» **The problem**
Reproduce every line of the material below without changing anything.

** Start of Stored data **

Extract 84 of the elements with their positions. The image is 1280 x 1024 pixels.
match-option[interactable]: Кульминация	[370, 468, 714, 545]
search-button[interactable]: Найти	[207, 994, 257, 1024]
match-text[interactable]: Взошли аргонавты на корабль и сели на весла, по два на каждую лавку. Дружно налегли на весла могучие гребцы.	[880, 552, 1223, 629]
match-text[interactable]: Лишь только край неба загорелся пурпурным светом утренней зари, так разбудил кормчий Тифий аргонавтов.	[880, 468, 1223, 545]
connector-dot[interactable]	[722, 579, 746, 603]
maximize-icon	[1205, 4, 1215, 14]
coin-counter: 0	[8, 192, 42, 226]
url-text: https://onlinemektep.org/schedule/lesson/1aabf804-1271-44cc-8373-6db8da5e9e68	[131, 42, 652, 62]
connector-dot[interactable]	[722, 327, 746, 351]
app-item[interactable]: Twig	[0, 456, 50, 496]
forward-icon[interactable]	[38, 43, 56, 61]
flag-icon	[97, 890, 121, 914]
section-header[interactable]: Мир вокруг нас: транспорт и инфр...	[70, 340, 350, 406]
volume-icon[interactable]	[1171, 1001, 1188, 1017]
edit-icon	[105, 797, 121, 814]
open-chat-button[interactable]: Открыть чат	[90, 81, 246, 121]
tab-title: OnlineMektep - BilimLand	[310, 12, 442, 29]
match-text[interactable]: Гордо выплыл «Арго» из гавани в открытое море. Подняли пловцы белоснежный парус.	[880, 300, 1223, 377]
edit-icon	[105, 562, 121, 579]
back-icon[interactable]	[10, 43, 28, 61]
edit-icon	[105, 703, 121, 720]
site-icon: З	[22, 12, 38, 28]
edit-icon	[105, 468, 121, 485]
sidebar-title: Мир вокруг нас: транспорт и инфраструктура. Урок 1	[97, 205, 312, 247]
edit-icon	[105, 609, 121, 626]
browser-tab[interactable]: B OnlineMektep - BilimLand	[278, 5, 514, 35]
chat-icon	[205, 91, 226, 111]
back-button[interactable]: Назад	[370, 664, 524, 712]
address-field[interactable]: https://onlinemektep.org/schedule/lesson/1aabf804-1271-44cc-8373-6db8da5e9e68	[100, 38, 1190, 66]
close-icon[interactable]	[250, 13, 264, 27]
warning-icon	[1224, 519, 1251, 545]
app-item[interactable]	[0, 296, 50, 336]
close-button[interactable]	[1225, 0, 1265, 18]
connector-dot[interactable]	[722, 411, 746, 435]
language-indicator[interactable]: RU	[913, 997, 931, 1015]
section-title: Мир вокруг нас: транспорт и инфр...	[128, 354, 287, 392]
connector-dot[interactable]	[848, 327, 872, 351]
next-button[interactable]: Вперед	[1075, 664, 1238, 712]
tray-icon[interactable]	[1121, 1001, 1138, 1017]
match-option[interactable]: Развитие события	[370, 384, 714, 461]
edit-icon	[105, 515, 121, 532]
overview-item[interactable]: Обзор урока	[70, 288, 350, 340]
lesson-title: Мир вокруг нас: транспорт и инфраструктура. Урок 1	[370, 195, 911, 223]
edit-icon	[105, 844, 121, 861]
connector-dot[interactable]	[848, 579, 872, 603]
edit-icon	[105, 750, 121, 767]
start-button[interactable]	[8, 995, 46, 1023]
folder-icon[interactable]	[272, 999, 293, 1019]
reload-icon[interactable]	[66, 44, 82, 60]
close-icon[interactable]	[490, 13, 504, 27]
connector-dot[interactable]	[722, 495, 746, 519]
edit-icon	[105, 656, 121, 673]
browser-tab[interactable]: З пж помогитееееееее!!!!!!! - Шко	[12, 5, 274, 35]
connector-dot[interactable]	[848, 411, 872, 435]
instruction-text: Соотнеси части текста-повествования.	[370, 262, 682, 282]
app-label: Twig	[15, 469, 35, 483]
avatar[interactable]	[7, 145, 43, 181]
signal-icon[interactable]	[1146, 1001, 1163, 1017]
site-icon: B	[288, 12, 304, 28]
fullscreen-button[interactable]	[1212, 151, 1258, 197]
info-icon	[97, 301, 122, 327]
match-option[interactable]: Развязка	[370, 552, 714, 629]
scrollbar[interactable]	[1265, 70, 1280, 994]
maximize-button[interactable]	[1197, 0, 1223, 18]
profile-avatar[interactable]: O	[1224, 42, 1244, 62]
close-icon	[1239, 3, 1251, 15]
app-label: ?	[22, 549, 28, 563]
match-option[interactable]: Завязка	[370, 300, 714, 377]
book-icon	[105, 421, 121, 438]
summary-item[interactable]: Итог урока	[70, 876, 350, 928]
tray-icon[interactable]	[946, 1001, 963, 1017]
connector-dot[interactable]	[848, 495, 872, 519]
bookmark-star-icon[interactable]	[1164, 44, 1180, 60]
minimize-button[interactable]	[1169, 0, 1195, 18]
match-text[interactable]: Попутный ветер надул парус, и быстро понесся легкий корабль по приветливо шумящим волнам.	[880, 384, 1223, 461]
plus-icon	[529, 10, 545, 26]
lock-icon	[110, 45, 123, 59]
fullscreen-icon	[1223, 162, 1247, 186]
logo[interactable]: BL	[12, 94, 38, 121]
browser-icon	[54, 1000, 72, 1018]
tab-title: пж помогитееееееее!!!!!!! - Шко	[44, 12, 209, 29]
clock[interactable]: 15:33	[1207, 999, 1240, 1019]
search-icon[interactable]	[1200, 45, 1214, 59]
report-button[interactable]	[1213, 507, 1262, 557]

** End of Stored data **

» **Problem solution**
Extract 84 of the elements with their positions. The image is 1280 x 1024 pixels.
match-option[interactable]: Кульминация	[370, 468, 714, 545]
search-button[interactable]: Найти	[207, 994, 257, 1024]
match-text[interactable]: Взошли аргонавты на корабль и сели на весла, по два на каждую лавку. Дружно налегли на весла могучие гребцы.	[880, 552, 1223, 629]
match-text[interactable]: Лишь только край неба загорелся пурпурным светом утренней зари, так разбудил кормчий Тифий аргонавтов.	[880, 468, 1223, 545]
connector-dot[interactable]	[722, 579, 746, 603]
maximize-icon	[1205, 4, 1215, 14]
coin-counter: 0	[8, 192, 42, 226]
url-text: https://onlinemektep.org/schedule/lesson/1aabf804-1271-44cc-8373-6db8da5e9e68	[131, 42, 652, 62]
connector-dot[interactable]	[722, 327, 746, 351]
app-item[interactable]: Twig	[0, 456, 50, 496]
forward-icon[interactable]	[38, 43, 56, 61]
flag-icon	[97, 890, 121, 914]
section-header[interactable]: Мир вокруг нас: транспорт и инфр...	[70, 340, 350, 406]
volume-icon[interactable]	[1171, 1001, 1188, 1017]
edit-icon	[105, 797, 121, 814]
open-chat-button[interactable]: Открыть чат	[90, 81, 246, 121]
tab-title: OnlineMektep - BilimLand	[310, 12, 442, 29]
match-text[interactable]: Гордо выплыл «Арго» из гавани в открытое море. Подняли пловцы белоснежный парус.	[880, 300, 1223, 377]
edit-icon	[105, 562, 121, 579]
back-icon[interactable]	[10, 43, 28, 61]
edit-icon	[105, 703, 121, 720]
site-icon: З	[22, 12, 38, 28]
edit-icon	[105, 468, 121, 485]
sidebar-title: Мир вокруг нас: транспорт и инфраструктура. Урок 1	[97, 205, 312, 247]
edit-icon	[105, 609, 121, 626]
browser-tab[interactable]: B OnlineMektep - BilimLand	[278, 5, 514, 35]
chat-icon	[205, 91, 226, 111]
back-button[interactable]: Назад	[370, 664, 524, 712]
address-field[interactable]: https://onlinemektep.org/schedule/lesson/1aabf804-1271-44cc-8373-6db8da5e9e68	[100, 38, 1190, 66]
close-icon[interactable]	[250, 13, 264, 27]
warning-icon	[1224, 519, 1251, 545]
app-item[interactable]	[0, 296, 50, 336]
close-button[interactable]	[1225, 0, 1265, 18]
connector-dot[interactable]	[722, 411, 746, 435]
language-indicator[interactable]: RU	[913, 997, 931, 1015]
section-title: Мир вокруг нас: транспорт и инфр...	[128, 354, 287, 392]
connector-dot[interactable]	[848, 327, 872, 351]
next-button[interactable]: Вперед	[1075, 664, 1238, 712]
tray-icon[interactable]	[1121, 1001, 1138, 1017]
match-option[interactable]: Развитие события	[370, 384, 714, 461]
edit-icon	[105, 515, 121, 532]
overview-item[interactable]: Обзор урока	[70, 288, 350, 340]
lesson-title: Мир вокруг нас: транспорт и инфраструктура. Урок 1	[370, 195, 911, 223]
edit-icon	[105, 844, 121, 861]
connector-dot[interactable]	[848, 579, 872, 603]
edit-icon	[105, 750, 121, 767]
start-button[interactable]	[8, 995, 46, 1023]
folder-icon[interactable]	[272, 999, 293, 1019]
reload-icon[interactable]	[66, 44, 82, 60]
close-icon[interactable]	[490, 13, 504, 27]
connector-dot[interactable]	[722, 495, 746, 519]
edit-icon	[105, 656, 121, 673]
browser-tab[interactable]: З пж помогитееееееее!!!!!!! - Шко	[12, 5, 274, 35]
connector-dot[interactable]	[848, 411, 872, 435]
instruction-text: Соотнеси части текста-повествования.	[370, 262, 682, 282]
app-label: Twig	[15, 469, 35, 483]
avatar[interactable]	[7, 145, 43, 181]
signal-icon[interactable]	[1146, 1001, 1163, 1017]
site-icon: B	[288, 12, 304, 28]
fullscreen-button[interactable]	[1212, 151, 1258, 197]
info-icon	[97, 301, 122, 327]
match-option[interactable]: Развязка	[370, 552, 714, 629]
scrollbar[interactable]	[1265, 70, 1280, 994]
maximize-button[interactable]	[1197, 0, 1223, 18]
profile-avatar[interactable]: O	[1224, 42, 1244, 62]
close-icon	[1239, 3, 1251, 15]
app-label: ?	[22, 549, 28, 563]
match-option[interactable]: Завязка	[370, 300, 714, 377]
book-icon	[105, 421, 121, 438]
summary-item[interactable]: Итог урока	[70, 876, 350, 928]
tray-icon[interactable]	[946, 1001, 963, 1017]
connector-dot[interactable]	[848, 495, 872, 519]
bookmark-star-icon[interactable]	[1164, 44, 1180, 60]
minimize-button[interactable]	[1169, 0, 1195, 18]
match-text[interactable]: Попутный ветер надул парус, и быстро понесся легкий корабль по приветливо шумящим волнам.	[880, 384, 1223, 461]
plus-icon	[529, 10, 545, 26]
lock-icon	[110, 45, 123, 59]
fullscreen-icon	[1223, 162, 1247, 186]
logo[interactable]: BL	[12, 94, 38, 121]
browser-icon	[54, 1000, 72, 1018]
tab-title: пж помогитееееееее!!!!!!! - Шко	[44, 12, 209, 29]
clock[interactable]: 15:33	[1207, 999, 1240, 1019]
search-icon[interactable]	[1200, 45, 1214, 59]
report-button[interactable]	[1213, 507, 1262, 557]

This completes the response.